Write out the lines below exactly as they appear, everything from the line containing "row-label-right-11: 11 [593, 262, 604, 276]" down to the line containing "stone-black-K14[interactable] [289, 171, 316, 198]", both included.

┌─ Raw records

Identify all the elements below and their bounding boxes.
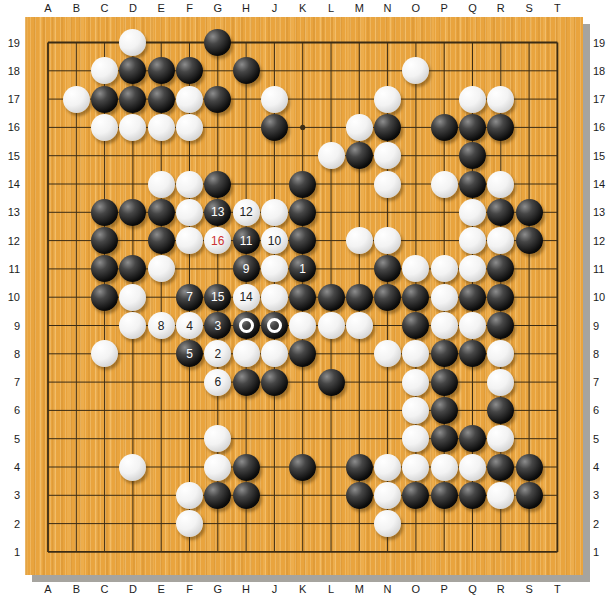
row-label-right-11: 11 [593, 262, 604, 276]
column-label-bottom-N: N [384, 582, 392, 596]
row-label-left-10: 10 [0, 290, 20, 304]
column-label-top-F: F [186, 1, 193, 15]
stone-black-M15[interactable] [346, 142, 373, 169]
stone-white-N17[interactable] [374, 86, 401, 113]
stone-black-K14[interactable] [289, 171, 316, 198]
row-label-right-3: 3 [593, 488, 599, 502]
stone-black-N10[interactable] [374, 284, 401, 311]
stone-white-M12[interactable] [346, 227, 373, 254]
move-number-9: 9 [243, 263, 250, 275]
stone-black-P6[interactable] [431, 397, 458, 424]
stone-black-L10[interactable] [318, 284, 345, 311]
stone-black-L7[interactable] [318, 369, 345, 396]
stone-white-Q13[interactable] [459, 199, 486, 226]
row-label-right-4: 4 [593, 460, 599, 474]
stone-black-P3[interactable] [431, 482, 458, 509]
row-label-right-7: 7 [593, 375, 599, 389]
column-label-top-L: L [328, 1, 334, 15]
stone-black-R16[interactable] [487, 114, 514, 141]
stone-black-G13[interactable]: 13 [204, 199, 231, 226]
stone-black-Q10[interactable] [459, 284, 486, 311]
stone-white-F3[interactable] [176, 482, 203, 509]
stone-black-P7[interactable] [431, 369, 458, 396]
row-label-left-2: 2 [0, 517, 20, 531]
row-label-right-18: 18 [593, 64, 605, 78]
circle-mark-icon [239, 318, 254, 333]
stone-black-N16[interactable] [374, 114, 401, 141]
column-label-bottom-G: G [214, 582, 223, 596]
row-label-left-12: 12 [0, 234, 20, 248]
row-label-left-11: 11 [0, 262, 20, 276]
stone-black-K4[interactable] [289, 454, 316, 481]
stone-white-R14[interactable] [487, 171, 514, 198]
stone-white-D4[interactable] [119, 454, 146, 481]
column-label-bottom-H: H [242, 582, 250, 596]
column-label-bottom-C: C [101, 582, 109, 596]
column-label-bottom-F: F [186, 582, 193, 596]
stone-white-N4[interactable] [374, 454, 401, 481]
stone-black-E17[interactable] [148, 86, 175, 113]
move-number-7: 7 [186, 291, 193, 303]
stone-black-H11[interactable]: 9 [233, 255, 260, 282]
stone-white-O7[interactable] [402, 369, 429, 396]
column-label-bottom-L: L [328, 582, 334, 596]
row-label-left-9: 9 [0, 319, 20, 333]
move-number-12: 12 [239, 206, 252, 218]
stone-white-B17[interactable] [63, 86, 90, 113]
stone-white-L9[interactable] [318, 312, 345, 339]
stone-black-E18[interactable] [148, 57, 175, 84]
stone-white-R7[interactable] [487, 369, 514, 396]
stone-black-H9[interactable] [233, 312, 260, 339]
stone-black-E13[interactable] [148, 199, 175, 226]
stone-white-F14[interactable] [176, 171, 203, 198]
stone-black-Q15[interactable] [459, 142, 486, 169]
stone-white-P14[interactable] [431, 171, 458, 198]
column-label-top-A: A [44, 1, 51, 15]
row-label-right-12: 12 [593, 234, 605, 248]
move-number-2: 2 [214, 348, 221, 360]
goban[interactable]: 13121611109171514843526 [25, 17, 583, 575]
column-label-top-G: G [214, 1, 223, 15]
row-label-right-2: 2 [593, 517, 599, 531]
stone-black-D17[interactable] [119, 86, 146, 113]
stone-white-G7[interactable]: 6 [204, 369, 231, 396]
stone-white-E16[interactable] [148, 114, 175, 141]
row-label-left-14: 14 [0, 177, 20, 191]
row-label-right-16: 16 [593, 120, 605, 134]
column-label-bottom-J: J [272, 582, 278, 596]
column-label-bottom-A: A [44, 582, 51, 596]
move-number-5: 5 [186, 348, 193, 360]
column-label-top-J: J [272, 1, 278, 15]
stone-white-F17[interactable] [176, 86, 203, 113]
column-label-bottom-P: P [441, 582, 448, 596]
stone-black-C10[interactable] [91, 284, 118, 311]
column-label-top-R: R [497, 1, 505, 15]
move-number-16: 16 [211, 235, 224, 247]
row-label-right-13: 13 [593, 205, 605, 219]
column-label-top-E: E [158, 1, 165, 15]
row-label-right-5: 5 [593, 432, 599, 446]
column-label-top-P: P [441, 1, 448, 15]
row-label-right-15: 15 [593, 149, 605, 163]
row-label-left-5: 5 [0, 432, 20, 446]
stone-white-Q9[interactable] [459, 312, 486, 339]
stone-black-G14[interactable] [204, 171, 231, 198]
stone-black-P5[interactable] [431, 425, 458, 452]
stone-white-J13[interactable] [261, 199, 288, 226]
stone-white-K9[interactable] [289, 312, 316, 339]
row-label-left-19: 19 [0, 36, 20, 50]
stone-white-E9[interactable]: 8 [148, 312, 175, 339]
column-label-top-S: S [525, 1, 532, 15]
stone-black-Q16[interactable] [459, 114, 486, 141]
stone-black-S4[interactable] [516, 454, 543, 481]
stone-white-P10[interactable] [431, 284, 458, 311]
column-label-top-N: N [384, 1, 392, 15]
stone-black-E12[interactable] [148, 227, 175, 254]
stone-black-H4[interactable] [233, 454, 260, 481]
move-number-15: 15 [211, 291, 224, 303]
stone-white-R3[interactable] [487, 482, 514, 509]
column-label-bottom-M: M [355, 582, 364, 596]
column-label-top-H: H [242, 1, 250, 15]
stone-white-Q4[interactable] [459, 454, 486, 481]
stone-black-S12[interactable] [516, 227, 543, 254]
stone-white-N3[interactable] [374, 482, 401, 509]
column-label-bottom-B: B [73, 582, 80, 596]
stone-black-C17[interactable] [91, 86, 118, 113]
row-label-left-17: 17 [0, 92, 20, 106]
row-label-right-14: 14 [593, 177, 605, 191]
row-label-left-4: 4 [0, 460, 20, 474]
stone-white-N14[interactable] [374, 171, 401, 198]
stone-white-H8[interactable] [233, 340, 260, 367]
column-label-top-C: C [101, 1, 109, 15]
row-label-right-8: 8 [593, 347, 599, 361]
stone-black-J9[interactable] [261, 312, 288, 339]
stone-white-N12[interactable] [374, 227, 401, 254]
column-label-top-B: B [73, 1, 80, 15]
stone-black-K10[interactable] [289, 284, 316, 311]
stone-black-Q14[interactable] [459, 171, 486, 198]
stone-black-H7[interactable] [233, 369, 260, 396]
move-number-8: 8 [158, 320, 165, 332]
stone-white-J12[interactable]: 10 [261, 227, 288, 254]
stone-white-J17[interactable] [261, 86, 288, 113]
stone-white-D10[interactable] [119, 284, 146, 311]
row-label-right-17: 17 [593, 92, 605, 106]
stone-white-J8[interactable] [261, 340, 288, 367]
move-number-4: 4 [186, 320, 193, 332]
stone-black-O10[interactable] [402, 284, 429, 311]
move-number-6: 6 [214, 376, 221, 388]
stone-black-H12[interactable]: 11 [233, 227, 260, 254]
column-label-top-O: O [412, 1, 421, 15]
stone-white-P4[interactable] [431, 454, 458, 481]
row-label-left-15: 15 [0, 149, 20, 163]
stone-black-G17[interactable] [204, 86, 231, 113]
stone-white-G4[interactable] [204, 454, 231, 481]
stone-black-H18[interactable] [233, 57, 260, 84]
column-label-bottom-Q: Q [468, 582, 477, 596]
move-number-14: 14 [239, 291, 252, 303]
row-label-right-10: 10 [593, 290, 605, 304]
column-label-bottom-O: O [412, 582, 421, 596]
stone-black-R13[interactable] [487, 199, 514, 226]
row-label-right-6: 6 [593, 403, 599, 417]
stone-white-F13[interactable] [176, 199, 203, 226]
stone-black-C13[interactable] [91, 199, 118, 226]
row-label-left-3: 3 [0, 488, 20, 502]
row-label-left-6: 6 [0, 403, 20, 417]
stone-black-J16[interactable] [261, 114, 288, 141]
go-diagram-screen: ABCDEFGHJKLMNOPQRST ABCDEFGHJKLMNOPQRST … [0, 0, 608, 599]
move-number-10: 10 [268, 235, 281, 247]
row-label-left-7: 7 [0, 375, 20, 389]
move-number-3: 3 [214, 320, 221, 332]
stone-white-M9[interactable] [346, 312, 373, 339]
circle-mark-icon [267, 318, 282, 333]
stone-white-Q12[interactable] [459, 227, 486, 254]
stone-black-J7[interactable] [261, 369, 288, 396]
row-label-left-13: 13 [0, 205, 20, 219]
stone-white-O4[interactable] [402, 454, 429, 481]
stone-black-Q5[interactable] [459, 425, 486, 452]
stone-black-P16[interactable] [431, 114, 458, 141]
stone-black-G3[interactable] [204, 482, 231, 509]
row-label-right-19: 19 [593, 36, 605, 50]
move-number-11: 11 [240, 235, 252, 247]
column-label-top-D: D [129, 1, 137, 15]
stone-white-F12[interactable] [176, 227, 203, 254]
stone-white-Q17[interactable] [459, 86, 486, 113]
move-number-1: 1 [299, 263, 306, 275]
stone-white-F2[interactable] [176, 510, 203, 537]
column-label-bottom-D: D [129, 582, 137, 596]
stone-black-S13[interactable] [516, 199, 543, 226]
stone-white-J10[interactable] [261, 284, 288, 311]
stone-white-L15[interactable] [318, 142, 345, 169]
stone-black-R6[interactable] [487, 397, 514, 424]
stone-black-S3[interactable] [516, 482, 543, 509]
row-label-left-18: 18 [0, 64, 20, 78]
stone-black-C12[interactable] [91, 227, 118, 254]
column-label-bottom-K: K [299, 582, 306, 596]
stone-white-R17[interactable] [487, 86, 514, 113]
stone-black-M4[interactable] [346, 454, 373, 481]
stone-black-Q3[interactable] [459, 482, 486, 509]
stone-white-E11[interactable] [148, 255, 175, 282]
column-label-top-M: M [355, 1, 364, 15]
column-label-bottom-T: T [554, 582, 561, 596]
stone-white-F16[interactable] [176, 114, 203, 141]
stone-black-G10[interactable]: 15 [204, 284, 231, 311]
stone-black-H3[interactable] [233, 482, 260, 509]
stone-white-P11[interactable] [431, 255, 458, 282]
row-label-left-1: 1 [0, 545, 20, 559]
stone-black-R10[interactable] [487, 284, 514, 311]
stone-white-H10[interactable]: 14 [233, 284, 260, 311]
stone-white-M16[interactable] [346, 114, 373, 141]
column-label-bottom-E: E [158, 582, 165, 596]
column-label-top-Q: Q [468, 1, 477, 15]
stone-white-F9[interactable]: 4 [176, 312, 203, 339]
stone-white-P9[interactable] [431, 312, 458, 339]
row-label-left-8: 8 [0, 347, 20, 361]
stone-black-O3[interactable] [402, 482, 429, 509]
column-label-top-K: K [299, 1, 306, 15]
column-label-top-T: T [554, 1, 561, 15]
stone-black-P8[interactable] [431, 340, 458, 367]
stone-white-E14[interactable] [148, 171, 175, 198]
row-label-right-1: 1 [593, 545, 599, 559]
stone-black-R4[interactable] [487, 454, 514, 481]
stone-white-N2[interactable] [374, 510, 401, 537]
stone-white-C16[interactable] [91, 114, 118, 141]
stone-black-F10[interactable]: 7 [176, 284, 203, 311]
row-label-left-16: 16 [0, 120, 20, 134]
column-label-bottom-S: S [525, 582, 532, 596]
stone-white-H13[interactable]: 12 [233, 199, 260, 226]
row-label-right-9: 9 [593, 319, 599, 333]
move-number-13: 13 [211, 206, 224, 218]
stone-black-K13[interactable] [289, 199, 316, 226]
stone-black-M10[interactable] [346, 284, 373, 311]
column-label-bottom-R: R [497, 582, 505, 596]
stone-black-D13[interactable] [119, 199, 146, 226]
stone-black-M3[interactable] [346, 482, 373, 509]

└─

§ Exercise result
row-label-right-11: 11 [593, 262, 604, 276]
column-label-bottom-N: N [384, 582, 392, 596]
row-label-left-10: 10 [0, 290, 20, 304]
column-label-top-F: F [186, 1, 193, 15]
stone-black-M15[interactable] [346, 142, 373, 169]
stone-white-N17[interactable] [374, 86, 401, 113]
stone-black-K14[interactable] [289, 171, 316, 198]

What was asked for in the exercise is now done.